**Task statement**.
Every entry needs to be printed exactly, please.

**Information supplied**.
# # # # # # #

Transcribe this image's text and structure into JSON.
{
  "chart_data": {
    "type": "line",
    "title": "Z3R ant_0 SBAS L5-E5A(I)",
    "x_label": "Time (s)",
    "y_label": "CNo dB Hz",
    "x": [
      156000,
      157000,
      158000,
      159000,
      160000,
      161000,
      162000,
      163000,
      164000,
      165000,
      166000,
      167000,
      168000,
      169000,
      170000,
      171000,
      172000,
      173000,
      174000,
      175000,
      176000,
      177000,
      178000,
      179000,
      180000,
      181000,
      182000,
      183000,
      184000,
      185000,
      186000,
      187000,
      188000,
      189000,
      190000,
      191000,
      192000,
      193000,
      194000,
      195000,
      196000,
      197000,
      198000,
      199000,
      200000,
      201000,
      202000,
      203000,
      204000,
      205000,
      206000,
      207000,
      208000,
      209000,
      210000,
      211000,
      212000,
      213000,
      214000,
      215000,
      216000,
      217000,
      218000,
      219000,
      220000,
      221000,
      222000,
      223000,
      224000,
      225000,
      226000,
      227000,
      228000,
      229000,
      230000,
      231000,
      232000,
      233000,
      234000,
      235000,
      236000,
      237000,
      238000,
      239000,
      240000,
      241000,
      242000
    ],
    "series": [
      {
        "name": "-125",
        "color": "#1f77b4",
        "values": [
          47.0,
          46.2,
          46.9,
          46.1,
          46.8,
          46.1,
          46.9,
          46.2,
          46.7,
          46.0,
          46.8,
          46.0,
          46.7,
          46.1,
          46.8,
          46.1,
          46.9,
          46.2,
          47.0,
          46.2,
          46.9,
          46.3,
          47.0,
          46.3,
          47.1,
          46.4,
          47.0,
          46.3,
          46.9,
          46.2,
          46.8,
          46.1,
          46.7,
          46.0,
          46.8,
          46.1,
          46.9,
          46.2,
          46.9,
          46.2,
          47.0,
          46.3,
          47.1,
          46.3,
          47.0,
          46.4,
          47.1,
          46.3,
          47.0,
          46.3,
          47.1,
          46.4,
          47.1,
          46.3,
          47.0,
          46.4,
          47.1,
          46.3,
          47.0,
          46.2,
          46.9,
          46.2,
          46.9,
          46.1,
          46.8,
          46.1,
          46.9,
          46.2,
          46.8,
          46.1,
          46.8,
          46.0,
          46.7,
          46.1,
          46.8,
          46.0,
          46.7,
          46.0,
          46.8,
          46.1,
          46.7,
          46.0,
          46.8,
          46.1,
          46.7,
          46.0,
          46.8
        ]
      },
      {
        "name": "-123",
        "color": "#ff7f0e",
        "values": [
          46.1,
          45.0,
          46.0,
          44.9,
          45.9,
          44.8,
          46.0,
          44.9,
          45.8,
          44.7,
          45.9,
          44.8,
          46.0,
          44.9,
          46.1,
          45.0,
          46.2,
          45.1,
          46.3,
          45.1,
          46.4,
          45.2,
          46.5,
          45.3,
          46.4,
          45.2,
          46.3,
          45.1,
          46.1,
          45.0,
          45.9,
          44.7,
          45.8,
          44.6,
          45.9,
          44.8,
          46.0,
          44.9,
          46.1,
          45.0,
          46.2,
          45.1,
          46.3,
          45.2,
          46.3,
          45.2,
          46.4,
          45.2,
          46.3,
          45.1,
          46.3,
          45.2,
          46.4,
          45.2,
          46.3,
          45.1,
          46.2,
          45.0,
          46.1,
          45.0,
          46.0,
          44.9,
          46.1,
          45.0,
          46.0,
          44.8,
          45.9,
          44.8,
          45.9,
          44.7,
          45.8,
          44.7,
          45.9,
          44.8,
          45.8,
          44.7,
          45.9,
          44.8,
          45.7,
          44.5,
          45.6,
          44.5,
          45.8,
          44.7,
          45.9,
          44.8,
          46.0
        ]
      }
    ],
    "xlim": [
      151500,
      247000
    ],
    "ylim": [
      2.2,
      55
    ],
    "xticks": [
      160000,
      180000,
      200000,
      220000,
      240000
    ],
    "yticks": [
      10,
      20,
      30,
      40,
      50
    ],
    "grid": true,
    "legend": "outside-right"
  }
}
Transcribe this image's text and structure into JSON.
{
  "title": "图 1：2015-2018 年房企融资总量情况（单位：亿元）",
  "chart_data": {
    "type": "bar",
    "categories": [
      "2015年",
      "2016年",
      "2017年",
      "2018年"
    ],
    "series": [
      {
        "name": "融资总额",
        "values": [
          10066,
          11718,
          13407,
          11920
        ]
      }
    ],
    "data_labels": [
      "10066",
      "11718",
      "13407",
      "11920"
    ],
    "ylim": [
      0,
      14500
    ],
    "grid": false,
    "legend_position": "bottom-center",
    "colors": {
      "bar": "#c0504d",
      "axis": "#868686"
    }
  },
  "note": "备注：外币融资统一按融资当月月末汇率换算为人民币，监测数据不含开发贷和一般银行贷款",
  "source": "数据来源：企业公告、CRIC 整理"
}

# # # # # # #

**Answer for this exercise**.
Transcribe this image's text and structure into JSON.
{
  "chart_data": {
    "type": "line",
    "title": "Z3R ant_0 SBAS L5-E5A(I)",
    "x_label": "Time (s)",
    "y_label": "CNo dB Hz",
    "x": [
      156000,
      157000,
      158000,
      159000,
      160000,
      161000,
      162000,
      163000,
      164000,
      165000,
      166000,
      167000,
      168000,
      169000,
      170000,
      171000,
      172000,
      173000,
      174000,
      175000,
      176000,
      177000,
      178000,
      179000,
      180000,
      181000,
      182000,
      183000,
      184000,
      185000,
      186000,
      187000,
      188000,
      189000,
      190000,
      191000,
      192000,
      193000,
      194000,
      195000,
      196000,
      197000,
      198000,
      199000,
      200000,
      201000,
      202000,
      203000,
      204000,
      205000,
      206000,
      207000,
      208000,
      209000,
      210000,
      211000,
      212000,
      213000,
      214000,
      215000,
      216000,
      217000,
      218000,
      219000,
      220000,
      221000,
      222000,
      223000,
      224000,
      225000,
      226000,
      227000,
      228000,
      229000,
      230000,
      231000,
      232000,
      233000,
      234000,
      235000,
      236000,
      237000,
      238000,
      239000,
      240000,
      241000,
      242000
    ],
    "series": [
      {
        "name": "-125",
        "color": "#1f77b4",
        "values": [
          47.0,
          46.2,
          46.9,
          46.1,
          46.8,
          46.1,
          46.9,
          46.2,
          46.7,
          46.0,
          46.8,
          46.0,
          46.7,
          46.1,
          46.8,
          46.1,
          46.9,
          46.2,
          47.0,
          46.2,
          46.9,
          46.3,
          47.0,
          46.3,
          47.1,
          46.4,
          47.0,
          46.3,
          46.9,
          46.2,
          46.8,
          46.1,
          46.7,
          46.0,
          46.8,
          46.1,
          46.9,
          46.2,
          46.9,
          46.2,
          47.0,
          46.3,
          47.1,
          46.3,
          47.0,
          46.4,
          47.1,
          46.3,
          47.0,
          46.3,
          47.1,
          46.4,
          47.1,
          46.3,
          47.0,
          46.4,
          47.1,
          46.3,
          47.0,
          46.2,
          46.9,
          46.2,
          46.9,
          46.1,
          46.8,
          46.1,
          46.9,
          46.2,
          46.8,
          46.1,
          46.8,
          46.0,
          46.7,
          46.1,
          46.8,
          46.0,
          46.7,
          46.0,
          46.8,
          46.1,
          46.7,
          46.0,
          46.8,
          46.1,
          46.7,
          46.0,
          46.8
        ]
      },
      {
        "name": "-123",
        "color": "#ff7f0e",
        "values": [
          46.1,
          45.0,
          46.0,
          44.9,
          45.9,
          44.8,
          46.0,
          44.9,
          45.8,
          44.7,
          45.9,
          44.8,
          46.0,
          44.9,
          46.1,
          45.0,
          46.2,
          45.1,
          46.3,
          45.1,
          46.4,
          45.2,
          46.5,
          45.3,
          46.4,
          45.2,
          46.3,
          45.1,
          46.1,
          45.0,
          45.9,
          44.7,
          45.8,
          44.6,
          45.9,
          44.8,
          46.0,
          44.9,
          46.1,
          45.0,
          46.2,
          45.1,
          46.3,
          45.2,
          46.3,
          45.2,
          46.4,
          45.2,
          46.3,
          45.1,
          46.3,
          45.2,
          46.4,
          45.2,
          46.3,
          45.1,
          46.2,
          45.0,
          46.1,
          45.0,
          46.0,
          44.9,
          46.1,
          45.0,
          46.0,
          44.8,
          45.9,
          44.8,
          45.9,
          44.7,
          45.8,
          44.7,
          45.9,
          44.8,
          45.8,
          44.7,
          45.9,
          44.8,
          45.7,
          44.5,
          45.6,
          44.5,
          45.8,
          44.7,
          45.9,
          44.8,
          46.0
        ]
      }
    ],
    "xlim": [
      151500,
      247000
    ],
    "ylim": [
      2.2,
      55
    ],
    "xticks": [
      160000,
      180000,
      200000,
      220000,
      240000
    ],
    "yticks": [
      10,
      20,
      30,
      40,
      50
    ],
    "grid": true,
    "legend": "outside-right"
  }
}
Transcribe this image's text and structure into JSON.
{
  "title": "图 1：2015-2018 年房企融资总量情况（单位：亿元）",
  "chart_data": {
    "type": "bar",
    "categories": [
      "2015年",
      "2016年",
      "2017年",
      "2018年"
    ],
    "series": [
      {
        "name": "融资总额",
        "values": [
          10066,
          11718,
          13407,
          11920
        ]
      }
    ],
    "data_labels": [
      "10066",
      "11718",
      "13407",
      "11920"
    ],
    "ylim": [
      0,
      14500
    ],
    "grid": false,
    "legend_position": "bottom-center",
    "colors": {
      "bar": "#c0504d",
      "axis": "#868686"
    }
  },
  "note": "备注：外币融资统一按融资当月月末汇率换算为人民币，监测数据不含开发贷和一般银行贷款",
  "source": "数据来源：企业公告、CRIC 整理"
}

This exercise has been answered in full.